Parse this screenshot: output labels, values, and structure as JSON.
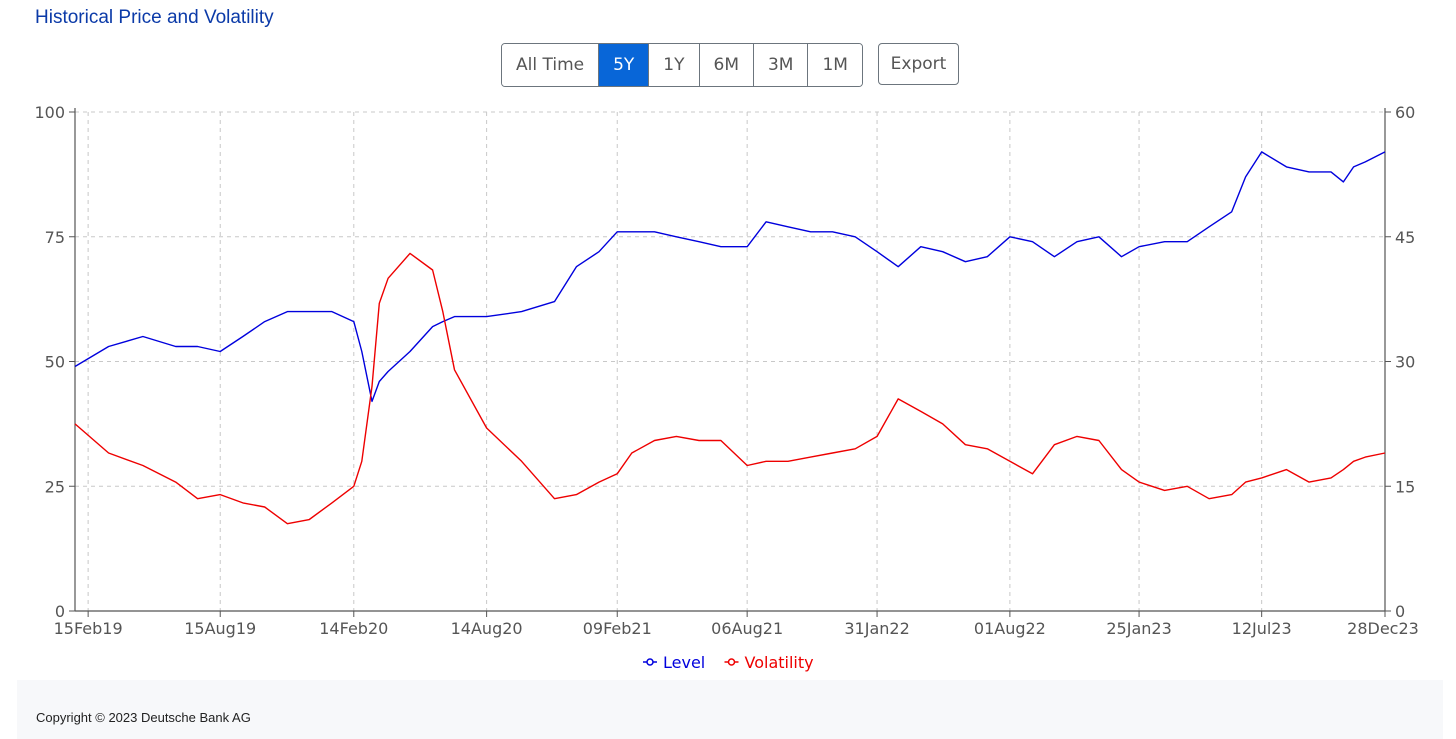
{
  "title": "Historical Price and Volatility",
  "range_buttons": [
    {
      "label": "All Time",
      "active": false
    },
    {
      "label": "5Y",
      "active": true
    },
    {
      "label": "1Y",
      "active": false
    },
    {
      "label": "6M",
      "active": false
    },
    {
      "label": "3M",
      "active": false
    },
    {
      "label": "1M",
      "active": false
    }
  ],
  "export_label": "Export",
  "copyright": "Copyright © 2023 Deutsche Bank AG",
  "colors": {
    "level": "#0000dd",
    "volatility": "#ee0000",
    "grid": "#c8c8c8",
    "axis": "#555555",
    "accent": "#0866d8"
  },
  "chart_data": {
    "type": "line",
    "x_dates": [
      "2019-01-28",
      "2019-03-15",
      "2019-05-01",
      "2019-06-15",
      "2019-07-15",
      "2019-08-15",
      "2019-09-15",
      "2019-10-15",
      "2019-11-15",
      "2019-12-15",
      "2020-01-15",
      "2020-02-14",
      "2020-02-25",
      "2020-03-10",
      "2020-03-20",
      "2020-04-01",
      "2020-05-01",
      "2020-06-01",
      "2020-06-15",
      "2020-07-01",
      "2020-08-14",
      "2020-10-01",
      "2020-11-15",
      "2020-12-15",
      "2021-01-15",
      "2021-02-09",
      "2021-03-01",
      "2021-04-01",
      "2021-05-01",
      "2021-06-01",
      "2021-07-01",
      "2021-08-06",
      "2021-09-01",
      "2021-10-01",
      "2021-11-01",
      "2021-12-01",
      "2022-01-01",
      "2022-01-31",
      "2022-03-01",
      "2022-04-01",
      "2022-05-01",
      "2022-06-01",
      "2022-07-01",
      "2022-08-01",
      "2022-09-01",
      "2022-10-01",
      "2022-11-01",
      "2022-12-01",
      "2023-01-01",
      "2023-01-25",
      "2023-03-01",
      "2023-04-01",
      "2023-05-01",
      "2023-06-01",
      "2023-06-20",
      "2023-07-12",
      "2023-08-15",
      "2023-09-15",
      "2023-10-15",
      "2023-11-01",
      "2023-11-15",
      "2023-12-01",
      "2023-12-28"
    ],
    "series": [
      {
        "name": "Level",
        "axis": "left",
        "values": [
          49,
          53,
          55,
          53,
          53,
          52,
          55,
          58,
          60,
          60,
          60,
          58,
          52,
          42,
          46,
          48,
          52,
          57,
          58,
          59,
          59,
          60,
          62,
          69,
          72,
          76,
          76,
          76,
          75,
          74,
          73,
          73,
          78,
          77,
          76,
          76,
          75,
          72,
          69,
          73,
          72,
          70,
          71,
          75,
          74,
          71,
          74,
          75,
          71,
          73,
          74,
          74,
          77,
          80,
          87,
          92,
          89,
          88,
          88,
          86,
          89,
          90,
          92
        ]
      },
      {
        "name": "Volatility",
        "axis": "right",
        "values": [
          22.5,
          19.0,
          17.5,
          15.5,
          13.5,
          14.0,
          13.0,
          12.5,
          10.5,
          11.0,
          13.0,
          15.0,
          18.0,
          27.0,
          37.0,
          40.0,
          43.0,
          41.0,
          36.0,
          29.0,
          22.0,
          18.0,
          13.5,
          14.0,
          15.5,
          16.5,
          19.0,
          20.5,
          21.0,
          20.5,
          20.5,
          17.5,
          18.0,
          18.0,
          18.5,
          19.0,
          19.5,
          21.0,
          25.5,
          24.0,
          22.5,
          20.0,
          19.5,
          18.0,
          16.5,
          20.0,
          21.0,
          20.5,
          17.0,
          15.5,
          14.5,
          15.0,
          13.5,
          14.0,
          15.5,
          16.0,
          17.0,
          15.5,
          16.0,
          17.0,
          18.0,
          18.5,
          19.0
        ]
      }
    ],
    "y_left": {
      "min": 0,
      "max": 100,
      "ticks": [
        "0",
        "25",
        "50",
        "75",
        "100"
      ]
    },
    "y_right": {
      "min": 0,
      "max": 60,
      "ticks": [
        "0",
        "15",
        "30",
        "45",
        "60"
      ]
    },
    "x_ticks": [
      {
        "date": "2019-02-15",
        "label": "15Feb19"
      },
      {
        "date": "2019-08-15",
        "label": "15Aug19"
      },
      {
        "date": "2020-02-14",
        "label": "14Feb20"
      },
      {
        "date": "2020-08-14",
        "label": "14Aug20"
      },
      {
        "date": "2021-02-09",
        "label": "09Feb21"
      },
      {
        "date": "2021-08-06",
        "label": "06Aug21"
      },
      {
        "date": "2022-01-31",
        "label": "31Jan22"
      },
      {
        "date": "2022-08-01",
        "label": "01Aug22"
      },
      {
        "date": "2023-01-25",
        "label": "25Jan23"
      },
      {
        "date": "2023-07-12",
        "label": "12Jul23"
      },
      {
        "date": "2023-12-28",
        "label": "28Dec23"
      }
    ],
    "x_range": [
      "2019-01-28",
      "2023-12-28"
    ],
    "grid": true,
    "legend_position": "bottom-center"
  }
}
________________________________________
WRITTEN INSTRUCTION.
Copy every line of the data exactly as written, excluding the pictures.

EXERCISE RESPONSE.
Parse this screenshot: output labels, values, and structure as JSON.
{
  "title": "Historical Price and Volatility",
  "range_buttons": [
    {
      "label": "All Time",
      "active": false
    },
    {
      "label": "5Y",
      "active": true
    },
    {
      "label": "1Y",
      "active": false
    },
    {
      "label": "6M",
      "active": false
    },
    {
      "label": "3M",
      "active": false
    },
    {
      "label": "1M",
      "active": false
    }
  ],
  "export_label": "Export",
  "copyright": "Copyright © 2023 Deutsche Bank AG",
  "colors": {
    "level": "#0000dd",
    "volatility": "#ee0000",
    "grid": "#c8c8c8",
    "axis": "#555555",
    "accent": "#0866d8"
  },
  "chart_data": {
    "type": "line",
    "x_dates": [
      "2019-01-28",
      "2019-03-15",
      "2019-05-01",
      "2019-06-15",
      "2019-07-15",
      "2019-08-15",
      "2019-09-15",
      "2019-10-15",
      "2019-11-15",
      "2019-12-15",
      "2020-01-15",
      "2020-02-14",
      "2020-02-25",
      "2020-03-10",
      "2020-03-20",
      "2020-04-01",
      "2020-05-01",
      "2020-06-01",
      "2020-06-15",
      "2020-07-01",
      "2020-08-14",
      "2020-10-01",
      "2020-11-15",
      "2020-12-15",
      "2021-01-15",
      "2021-02-09",
      "2021-03-01",
      "2021-04-01",
      "2021-05-01",
      "2021-06-01",
      "2021-07-01",
      "2021-08-06",
      "2021-09-01",
      "2021-10-01",
      "2021-11-01",
      "2021-12-01",
      "2022-01-01",
      "2022-01-31",
      "2022-03-01",
      "2022-04-01",
      "2022-05-01",
      "2022-06-01",
      "2022-07-01",
      "2022-08-01",
      "2022-09-01",
      "2022-10-01",
      "2022-11-01",
      "2022-12-01",
      "2023-01-01",
      "2023-01-25",
      "2023-03-01",
      "2023-04-01",
      "2023-05-01",
      "2023-06-01",
      "2023-06-20",
      "2023-07-12",
      "2023-08-15",
      "2023-09-15",
      "2023-10-15",
      "2023-11-01",
      "2023-11-15",
      "2023-12-01",
      "2023-12-28"
    ],
    "series": [
      {
        "name": "Level",
        "axis": "left",
        "values": [
          49,
          53,
          55,
          53,
          53,
          52,
          55,
          58,
          60,
          60,
          60,
          58,
          52,
          42,
          46,
          48,
          52,
          57,
          58,
          59,
          59,
          60,
          62,
          69,
          72,
          76,
          76,
          76,
          75,
          74,
          73,
          73,
          78,
          77,
          76,
          76,
          75,
          72,
          69,
          73,
          72,
          70,
          71,
          75,
          74,
          71,
          74,
          75,
          71,
          73,
          74,
          74,
          77,
          80,
          87,
          92,
          89,
          88,
          88,
          86,
          89,
          90,
          92
        ]
      },
      {
        "name": "Volatility",
        "axis": "right",
        "values": [
          22.5,
          19.0,
          17.5,
          15.5,
          13.5,
          14.0,
          13.0,
          12.5,
          10.5,
          11.0,
          13.0,
          15.0,
          18.0,
          27.0,
          37.0,
          40.0,
          43.0,
          41.0,
          36.0,
          29.0,
          22.0,
          18.0,
          13.5,
          14.0,
          15.5,
          16.5,
          19.0,
          20.5,
          21.0,
          20.5,
          20.5,
          17.5,
          18.0,
          18.0,
          18.5,
          19.0,
          19.5,
          21.0,
          25.5,
          24.0,
          22.5,
          20.0,
          19.5,
          18.0,
          16.5,
          20.0,
          21.0,
          20.5,
          17.0,
          15.5,
          14.5,
          15.0,
          13.5,
          14.0,
          15.5,
          16.0,
          17.0,
          15.5,
          16.0,
          17.0,
          18.0,
          18.5,
          19.0
        ]
      }
    ],
    "y_left": {
      "min": 0,
      "max": 100,
      "ticks": [
        "0",
        "25",
        "50",
        "75",
        "100"
      ]
    },
    "y_right": {
      "min": 0,
      "max": 60,
      "ticks": [
        "0",
        "15",
        "30",
        "45",
        "60"
      ]
    },
    "x_ticks": [
      {
        "date": "2019-02-15",
        "label": "15Feb19"
      },
      {
        "date": "2019-08-15",
        "label": "15Aug19"
      },
      {
        "date": "2020-02-14",
        "label": "14Feb20"
      },
      {
        "date": "2020-08-14",
        "label": "14Aug20"
      },
      {
        "date": "2021-02-09",
        "label": "09Feb21"
      },
      {
        "date": "2021-08-06",
        "label": "06Aug21"
      },
      {
        "date": "2022-01-31",
        "label": "31Jan22"
      },
      {
        "date": "2022-08-01",
        "label": "01Aug22"
      },
      {
        "date": "2023-01-25",
        "label": "25Jan23"
      },
      {
        "date": "2023-07-12",
        "label": "12Jul23"
      },
      {
        "date": "2023-12-28",
        "label": "28Dec23"
      }
    ],
    "x_range": [
      "2019-01-28",
      "2023-12-28"
    ],
    "grid": true,
    "legend_position": "bottom-center"
  }
}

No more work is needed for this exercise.